BEGIN Entries provided

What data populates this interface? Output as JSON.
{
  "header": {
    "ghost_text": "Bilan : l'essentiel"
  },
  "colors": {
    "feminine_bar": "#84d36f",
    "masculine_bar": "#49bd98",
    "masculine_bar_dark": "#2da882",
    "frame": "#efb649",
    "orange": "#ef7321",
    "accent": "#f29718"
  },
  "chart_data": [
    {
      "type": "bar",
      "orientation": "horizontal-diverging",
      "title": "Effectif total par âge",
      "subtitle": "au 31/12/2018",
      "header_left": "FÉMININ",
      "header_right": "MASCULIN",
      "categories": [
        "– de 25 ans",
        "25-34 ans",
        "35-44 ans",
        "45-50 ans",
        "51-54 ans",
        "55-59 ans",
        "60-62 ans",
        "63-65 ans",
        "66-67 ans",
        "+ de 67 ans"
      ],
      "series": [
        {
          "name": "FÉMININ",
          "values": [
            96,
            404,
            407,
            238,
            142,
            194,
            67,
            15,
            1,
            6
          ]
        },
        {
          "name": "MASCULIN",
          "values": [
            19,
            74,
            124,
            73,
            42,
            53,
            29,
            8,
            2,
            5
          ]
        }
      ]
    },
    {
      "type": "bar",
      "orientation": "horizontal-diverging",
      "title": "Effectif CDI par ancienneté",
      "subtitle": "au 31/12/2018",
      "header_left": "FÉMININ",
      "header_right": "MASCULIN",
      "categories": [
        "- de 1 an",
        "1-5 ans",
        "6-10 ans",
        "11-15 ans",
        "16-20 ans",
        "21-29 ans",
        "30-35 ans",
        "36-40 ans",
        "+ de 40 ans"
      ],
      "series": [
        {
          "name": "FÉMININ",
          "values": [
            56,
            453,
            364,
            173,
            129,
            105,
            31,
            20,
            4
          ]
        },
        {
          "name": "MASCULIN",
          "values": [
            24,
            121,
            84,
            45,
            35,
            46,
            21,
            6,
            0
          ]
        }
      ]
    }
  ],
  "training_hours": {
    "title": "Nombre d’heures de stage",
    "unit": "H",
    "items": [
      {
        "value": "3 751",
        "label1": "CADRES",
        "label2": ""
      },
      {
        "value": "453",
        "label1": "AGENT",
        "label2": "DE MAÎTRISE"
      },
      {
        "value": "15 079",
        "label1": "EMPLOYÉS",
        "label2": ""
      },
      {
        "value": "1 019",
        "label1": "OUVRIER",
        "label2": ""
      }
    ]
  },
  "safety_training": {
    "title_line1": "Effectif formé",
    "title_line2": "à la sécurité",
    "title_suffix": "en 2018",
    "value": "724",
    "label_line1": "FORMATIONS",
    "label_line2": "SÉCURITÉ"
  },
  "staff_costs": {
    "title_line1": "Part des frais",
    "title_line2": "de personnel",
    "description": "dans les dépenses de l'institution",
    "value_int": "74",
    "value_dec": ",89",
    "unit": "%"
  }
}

END Entries provided

The entries above should be repeated exactly, every one of them.

◆ **Finished answer**:
What data populates this interface? Output as JSON.
{
  "header": {
    "ghost_text": "Bilan : l'essentiel"
  },
  "colors": {
    "feminine_bar": "#84d36f",
    "masculine_bar": "#49bd98",
    "masculine_bar_dark": "#2da882",
    "frame": "#efb649",
    "orange": "#ef7321",
    "accent": "#f29718"
  },
  "chart_data": [
    {
      "type": "bar",
      "orientation": "horizontal-diverging",
      "title": "Effectif total par âge",
      "subtitle": "au 31/12/2018",
      "header_left": "FÉMININ",
      "header_right": "MASCULIN",
      "categories": [
        "– de 25 ans",
        "25-34 ans",
        "35-44 ans",
        "45-50 ans",
        "51-54 ans",
        "55-59 ans",
        "60-62 ans",
        "63-65 ans",
        "66-67 ans",
        "+ de 67 ans"
      ],
      "series": [
        {
          "name": "FÉMININ",
          "values": [
            96,
            404,
            407,
            238,
            142,
            194,
            67,
            15,
            1,
            6
          ]
        },
        {
          "name": "MASCULIN",
          "values": [
            19,
            74,
            124,
            73,
            42,
            53,
            29,
            8,
            2,
            5
          ]
        }
      ]
    },
    {
      "type": "bar",
      "orientation": "horizontal-diverging",
      "title": "Effectif CDI par ancienneté",
      "subtitle": "au 31/12/2018",
      "header_left": "FÉMININ",
      "header_right": "MASCULIN",
      "categories": [
        "- de 1 an",
        "1-5 ans",
        "6-10 ans",
        "11-15 ans",
        "16-20 ans",
        "21-29 ans",
        "30-35 ans",
        "36-40 ans",
        "+ de 40 ans"
      ],
      "series": [
        {
          "name": "FÉMININ",
          "values": [
            56,
            453,
            364,
            173,
            129,
            105,
            31,
            20,
            4
          ]
        },
        {
          "name": "MASCULIN",
          "values": [
            24,
            121,
            84,
            45,
            35,
            46,
            21,
            6,
            0
          ]
        }
      ]
    }
  ],
  "training_hours": {
    "title": "Nombre d’heures de stage",
    "unit": "H",
    "items": [
      {
        "value": "3 751",
        "label1": "CADRES",
        "label2": ""
      },
      {
        "value": "453",
        "label1": "AGENT",
        "label2": "DE MAÎTRISE"
      },
      {
        "value": "15 079",
        "label1": "EMPLOYÉS",
        "label2": ""
      },
      {
        "value": "1 019",
        "label1": "OUVRIER",
        "label2": ""
      }
    ]
  },
  "safety_training": {
    "title_line1": "Effectif formé",
    "title_line2": "à la sécurité",
    "title_suffix": "en 2018",
    "value": "724",
    "label_line1": "FORMATIONS",
    "label_line2": "SÉCURITÉ"
  },
  "staff_costs": {
    "title_line1": "Part des frais",
    "title_line2": "de personnel",
    "description": "dans les dépenses de l'institution",
    "value_int": "74",
    "value_dec": ",89",
    "unit": "%"
  }
}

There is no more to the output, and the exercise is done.